— Short exercise —
Gather, from the data below, each line in which the word "JSON" occurs.

— Data to process —
━━━━
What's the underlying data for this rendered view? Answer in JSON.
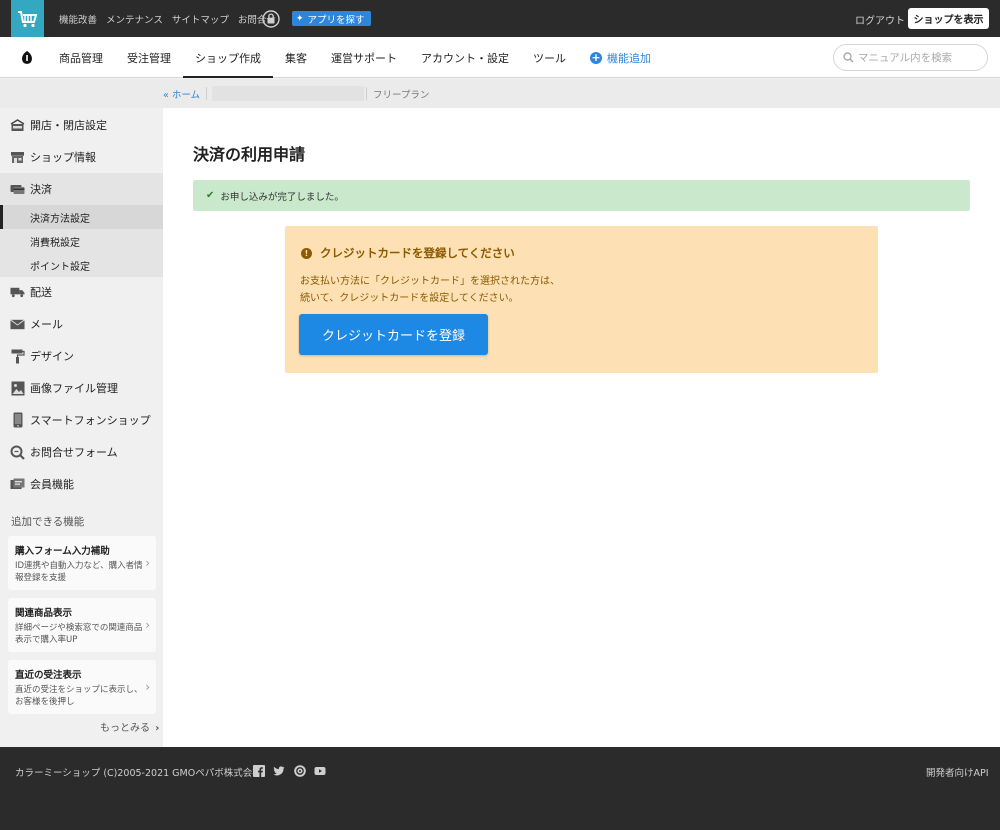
{
  "topbar": {
    "links": [
      "機能改善",
      "メンテナンス",
      "サイトマップ",
      "お問合せ"
    ],
    "app_button": "アプリを探す",
    "logout": "ログアウト",
    "shop_view": "ショップを表示"
  },
  "mainnav": {
    "items": [
      "商品管理",
      "受注管理",
      "ショップ作成",
      "集客",
      "運営サポート",
      "アカウント・設定",
      "ツール"
    ],
    "active": "ショップ作成",
    "add_feature": "機能追加",
    "search_placeholder": "マニュアル内を検索"
  },
  "breadcrumb": {
    "home": "« ホーム",
    "plan": "フリープラン"
  },
  "sidebar": {
    "items": [
      {
        "label": "開店・閉店設定",
        "icon": "shop-sign-icon"
      },
      {
        "label": "ショップ情報",
        "icon": "storefront-icon"
      },
      {
        "label": "決済",
        "icon": "payment-card-icon"
      },
      {
        "label": "配送",
        "icon": "truck-icon"
      },
      {
        "label": "メール",
        "icon": "envelope-icon"
      },
      {
        "label": "デザイン",
        "icon": "paint-roller-icon"
      },
      {
        "label": "画像ファイル管理",
        "icon": "image-icon"
      },
      {
        "label": "スマートフォンショップ",
        "icon": "smartphone-icon"
      },
      {
        "label": "お問合せフォーム",
        "icon": "search-chat-icon"
      },
      {
        "label": "会員機能",
        "icon": "member-card-icon"
      }
    ],
    "payment_subitems": [
      "決済方法設定",
      "消費税設定",
      "ポイント設定"
    ],
    "section_title": "追加できる機能",
    "features": [
      {
        "title": "購入フォーム入力補助",
        "desc": "ID連携や自動入力など、購入者情報登録を支援"
      },
      {
        "title": "関連商品表示",
        "desc": "詳細ページや検索窓での関連商品表示で購入率UP"
      },
      {
        "title": "直近の受注表示",
        "desc": "直近の受注をショップに表示し、お客様を後押し"
      }
    ],
    "more": "もっとみる"
  },
  "content": {
    "title": "決済の利用申請",
    "success_message": "お申し込みが完了しました。",
    "notice": {
      "title": "クレジットカードを登録してください",
      "line1": "お支払い方法に「クレジットカード」を選択された方は、",
      "line2": "続いて、クレジットカードを設定してください。",
      "button": "クレジットカードを登録"
    }
  },
  "footer": {
    "copyright": "カラーミーショップ (C)2005-2021 GMOペパボ株式会社",
    "dev_api": "開発者向けAPI"
  },
  "colors": {
    "accent_blue": "#1e88e5",
    "cart_logo_bg": "#34a7c1",
    "success_bg": "#c9e8cc",
    "notice_bg": "#fde0b4",
    "notice_text": "#8b5a00"
  }
}
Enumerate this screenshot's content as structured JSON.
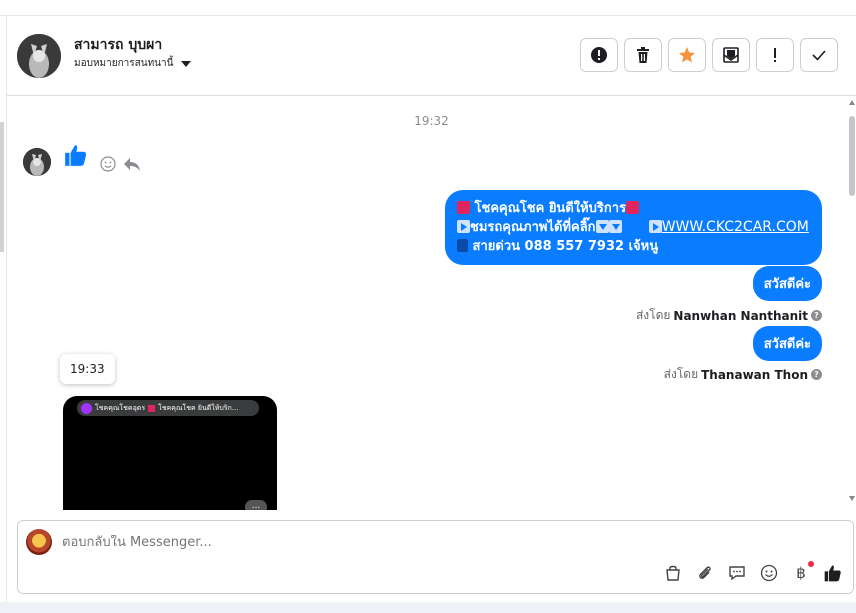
{
  "header": {
    "contact_name": "สามารถ บุบผา",
    "assign_label": "มอบหมายการสนทนานี้",
    "actions": [
      {
        "name": "spam-button",
        "icon": "alert-circle-icon"
      },
      {
        "name": "delete-button",
        "icon": "trash-icon"
      },
      {
        "name": "star-button",
        "icon": "star-icon"
      },
      {
        "name": "mark-unread-button",
        "icon": "mail-icon"
      },
      {
        "name": "follow-up-button",
        "icon": "exclamation-icon"
      },
      {
        "name": "done-button",
        "icon": "check-icon"
      }
    ]
  },
  "conversation": {
    "timestamp_1": "19:32",
    "big_message": {
      "line1": "โชคคุณโชค ยินดีให้บริการ",
      "line2_text": "ชมรถคุณภาพได้ที่คลิ๊ก",
      "link": "WWW.CKC2CAR.COM",
      "line3": "สายด่วน 088 557 7932 เจ้หนู"
    },
    "reply_1": "สวัสดีค่ะ",
    "sent_by_prefix": "ส่งโดย",
    "sender_1": "Nanwhan Nanthanit",
    "reply_2": "สวัสดีค่ะ",
    "sender_2": "Thanawan Thon",
    "tooltip_time": "19:33",
    "video_preview": {
      "title": "โชคคุณโชคอุดร",
      "snippet": "โชคคุณโชค ยินดีให้บริก...",
      "more": "..."
    }
  },
  "composer": {
    "placeholder": "ตอบกลับใน Messenger...",
    "tools": [
      "bag-icon",
      "attachment-icon",
      "comment-icon",
      "emoji-icon",
      "baht-icon",
      "like-icon"
    ]
  },
  "colors": {
    "accent": "#0a7cff",
    "star": "#f7923b"
  }
}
━━━━
— Worked answer —
What's the underlying data for this rendered view? Answer in JSON.
Enumerate this screenshot's content as structured JSON.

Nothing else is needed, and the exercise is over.